Page extract:
=-=-=

Service fabric code package value of CpuShares for 100% cpu usage(max)

1.1k Views Asked by At

I have 2 service fabric application (sln) with 3 services (3 code packages). I want to distribute those in 40% 20% 20% of max CPU percentage irrespective of core i.e. no limitation on number of CPU cores (current machine is 4 core logical). According to above content/blog if I specify the CpuShares = 512 , CpuShares = 256 and CpuShares = 256 then it should take max CPU of 40 , 20 , 20 percent. However this is not the case it only allowed 5% 2% and 2% of max CPU usages for respective services. By reading this post (https://learn.microsoft.com/en-us/azure/service-fabric/service-fabric-resource-governance) I thought 1024 is default value (max value) for CpuShares , after lot of try and error I finally come to the value 10,000 for CpuShares if we apply any values greater than this we get error in service explorer saying Invalid Arg for CpuShare. So considering 10,000 = 100% CPU usage allowed. I have modified above CPU share values to CpuShares = 4000, CpuShares = 2000 and CpuShares = 2000 in testing I can see the max CPU percent usage where 40% 20% 20% (not exact 5% variance ). So the question is I could not find 10,000 = 100% CPU usage value in any of the documents. So I want to confirm if this is correct and if not then how can I restrict the service or code package to specific percentage. Please kindly help on this

1

There are 1 best solutions below

3
On BEST ANSWER

A common misconception about the resources governance for services in SF is that it is a resource reserved and isolated capacity for your service, like it is on a docker containers, and this is not true.

These metrics are just soft limits to keep balance of the services in the cluster, does not mean they are reserved exclusively for your services, other services can, and will consume these resources if no limit are set.

For resource limit enforcement to work, all code packages within a service package should have memory limits specified.

The metrics are measures to find a proper balance of services in the cluster and place services in nodes with available resources, so assuming you have your services A, B and C, and each service has a specific amount of resources requirement, lets say Memory, that is an easy value to understand, A=1000MB, B=512MB, C=512MB, and the a node has 2GB of memory, these can be placed in the same node, so assuming service C needs 1000MB, when service C need to be activated, it will avoid the same node where A and B are activated, because it does not have the capacity to run in there, even though these services are not consuming all resources requested, and another node will be elected.

From the docs:

The Service Fabric runtime currently does not provide reservation for resources. When a process or a container is opened, the runtime sets the resource limits to the loads that were defined at creation time. Furthermore, the runtime rejects the opening of new service packages that are available when resources are exceeded.

Regarding your main question about the shares:

The same docs describe that shares are a proportion of a reserved CPU Core reserved to a Service package split between all the code packages activated on that node, if you define the shares for each code package, the sum of them will be the total, and each one will get a proportion of these shares.

How these shares are controlled?

=-=-=

Provided material:
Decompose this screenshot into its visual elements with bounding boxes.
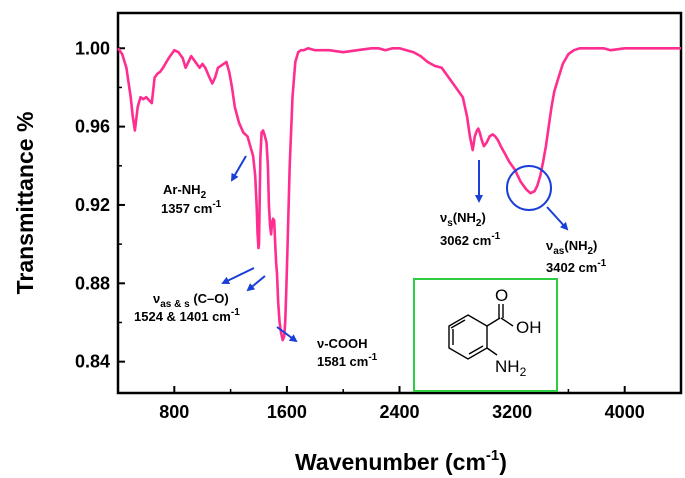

=-=-=

Challenge 1:
From the Service Fabric thread, reproduce the passage starting with "The same docs" and going on through "shares are controlled?".
Challenge 2:
Condense the paragraph of the Service Fabric thread that begins "The metrics are measures to find a proper balance" into a short bulleted list that keeps its main facts.

Correct output 1:
The same docs describe that shares are a proportion of a reserved CPU Core reserved to a Service package split between all the code packages activated on that node, if you define the shares for each code package, the sum of them will be the total, and each one will get a proportion of these shares.

How these shares are controlled?

Correct output 2:
- The metrics are used to balance services across the cluster and to place services on nodes that have available resources.
- Example: services A, B and C each have a memory requirement (A=1000MB, B=512MB, C=512MB), and a node has 2GB of memory, so they can be placed on the same node.
- If service C instead needs 1000MB, it will avoid the node where A and B are activated when it is activated, because that node does not have the capacity for it.
- This happens even though A and B are not consuming all the resources they requested.
- Another node will be elected for C.